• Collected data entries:
■ ■ ■ ■

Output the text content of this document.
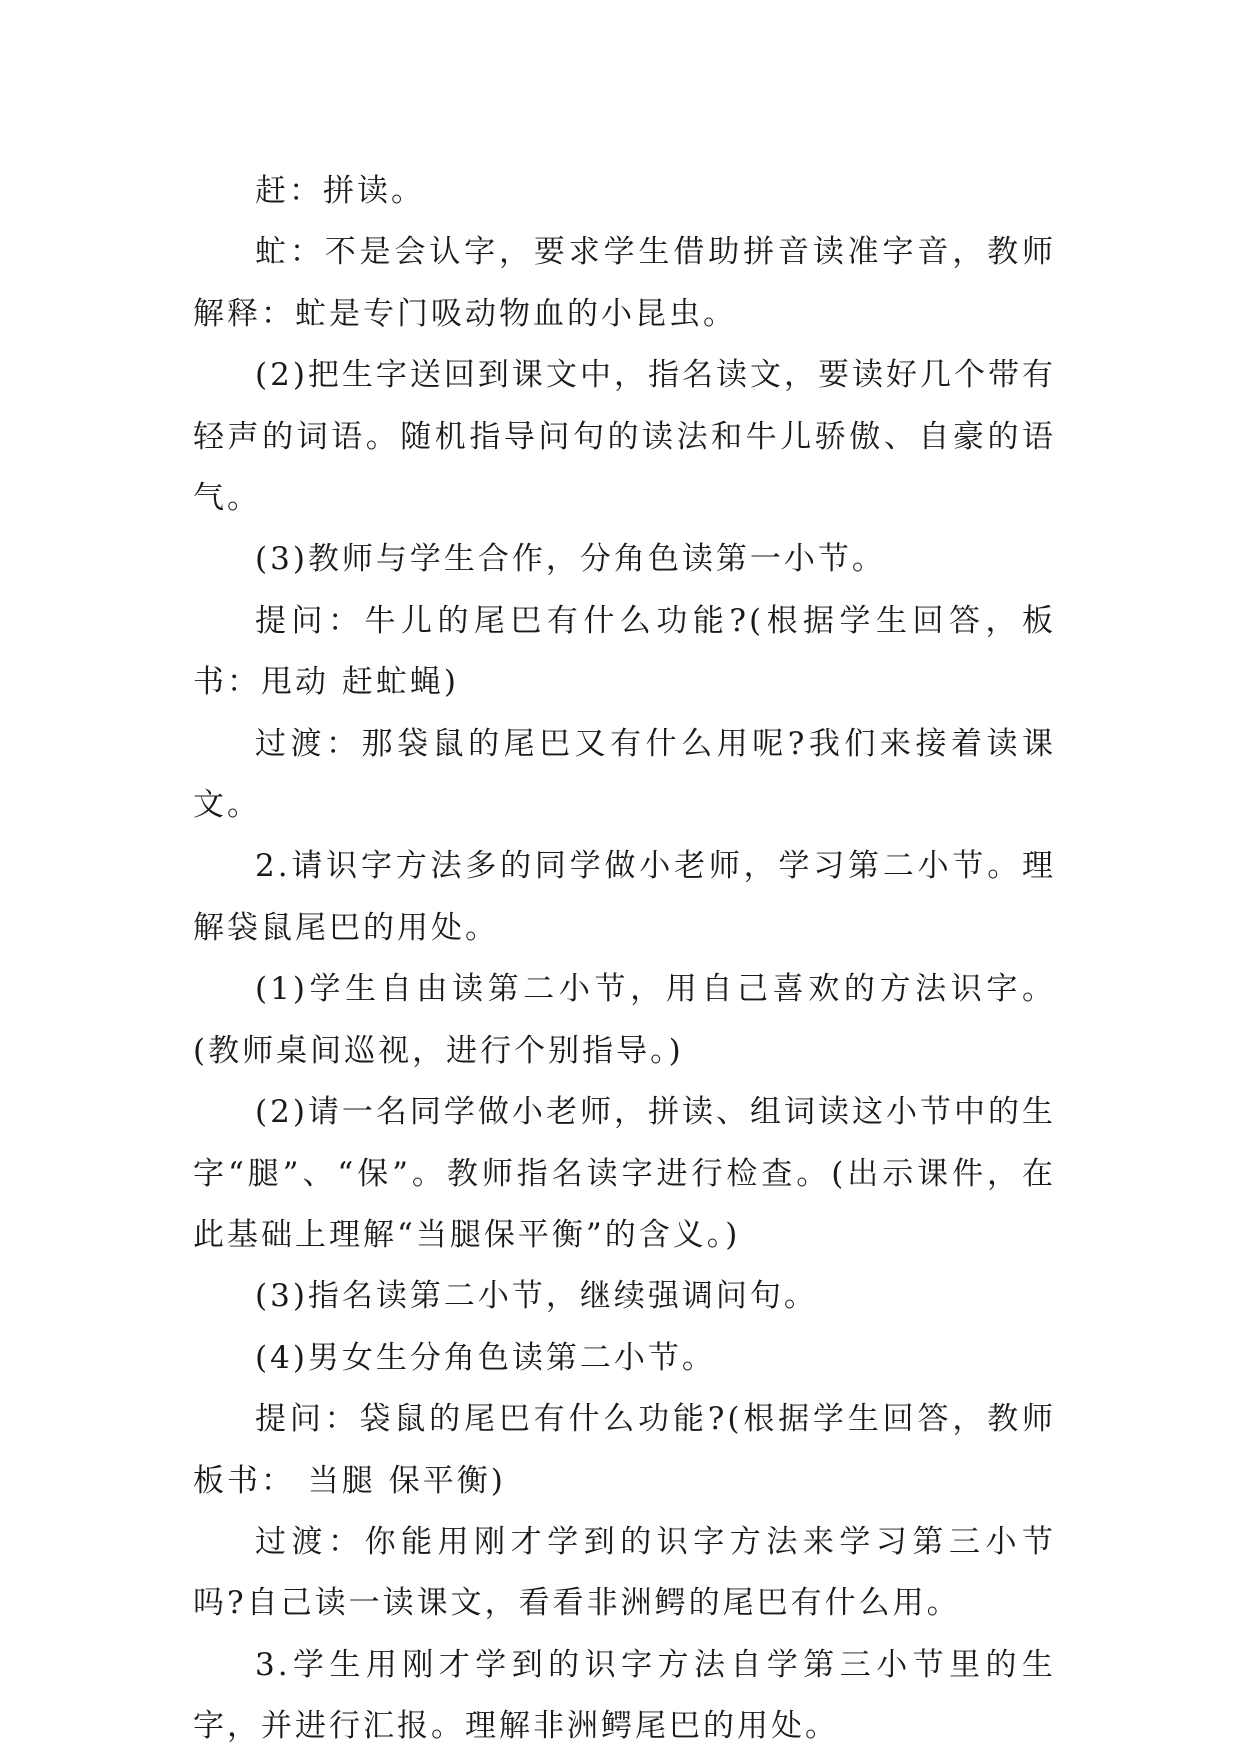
赶：拼读。

虻：不是会认字，要求学生借助拼音读准字音，教师解释：虻是专门吸动物血的小昆虫。

(2)把生字送回到课文中，指名读文，要读好几个带有轻声的词语。随机指导问句的读法和牛儿骄傲、自豪的语气。

(3)教师与学生合作，分角色读第一小节。

提问：牛儿的尾巴有什么功能?(根据学生回答，板书：甩动 赶虻蝇)

过渡：那袋鼠的尾巴又有什么用呢?我们来接着读课文。

2.请识字方法多的同学做小老师，学习第二小节。理解袋鼠尾巴的用处。

(1)学生自由读第二小节，用自己喜欢的方法识字。(教师桌间巡视，进行个别指导。)

(2)请一名同学做小老师，拼读、组词读这小节中的生字“腿”、“保”。教师指名读字进行检查。(出示课件，在此基础上理解“当腿保平衡”的含义。)

(3)指名读第二小节，继续强调问句。

(4)男女生分角色读第二小节。

提问：袋鼠的尾巴有什么功能?(根据学生回答，教师板书： 当腿 保平衡)

过渡：你能用刚才学到的识字方法来学习第三小节吗?自己读一读课文，看看非洲鳄的尾巴有什么用。

3.学生用刚才学到的识字方法自学第三小节里的生字，并进行汇报。理解非洲鳄尾巴的用处。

■ ■ ■ ■

• Aim of the task: Reproduce each record above by retyping it exactly; omit all images.

• Solution for this problem:
Output the text content of this document.
赶：拼读。

虻：不是会认字，要求学生借助拼音读准字音，教师解释：虻是专门吸动物血的小昆虫。

(2)把生字送回到课文中，指名读文，要读好几个带有轻声的词语。随机指导问句的读法和牛儿骄傲、自豪的语气。

(3)教师与学生合作，分角色读第一小节。

提问：牛儿的尾巴有什么功能?(根据学生回答，板书：甩动 赶虻蝇)

过渡：那袋鼠的尾巴又有什么用呢?我们来接着读课文。

2.请识字方法多的同学做小老师，学习第二小节。理解袋鼠尾巴的用处。

(1)学生自由读第二小节，用自己喜欢的方法识字。(教师桌间巡视，进行个别指导。)

(2)请一名同学做小老师，拼读、组词读这小节中的生字“腿”、“保”。教师指名读字进行检查。(出示课件，在此基础上理解“当腿保平衡”的含义。)

(3)指名读第二小节，继续强调问句。

(4)男女生分角色读第二小节。

提问：袋鼠的尾巴有什么功能?(根据学生回答，教师板书： 当腿 保平衡)

过渡：你能用刚才学到的识字方法来学习第三小节吗?自己读一读课文，看看非洲鳄的尾巴有什么用。

3.学生用刚才学到的识字方法自学第三小节里的生字，并进行汇报。理解非洲鳄尾巴的用处。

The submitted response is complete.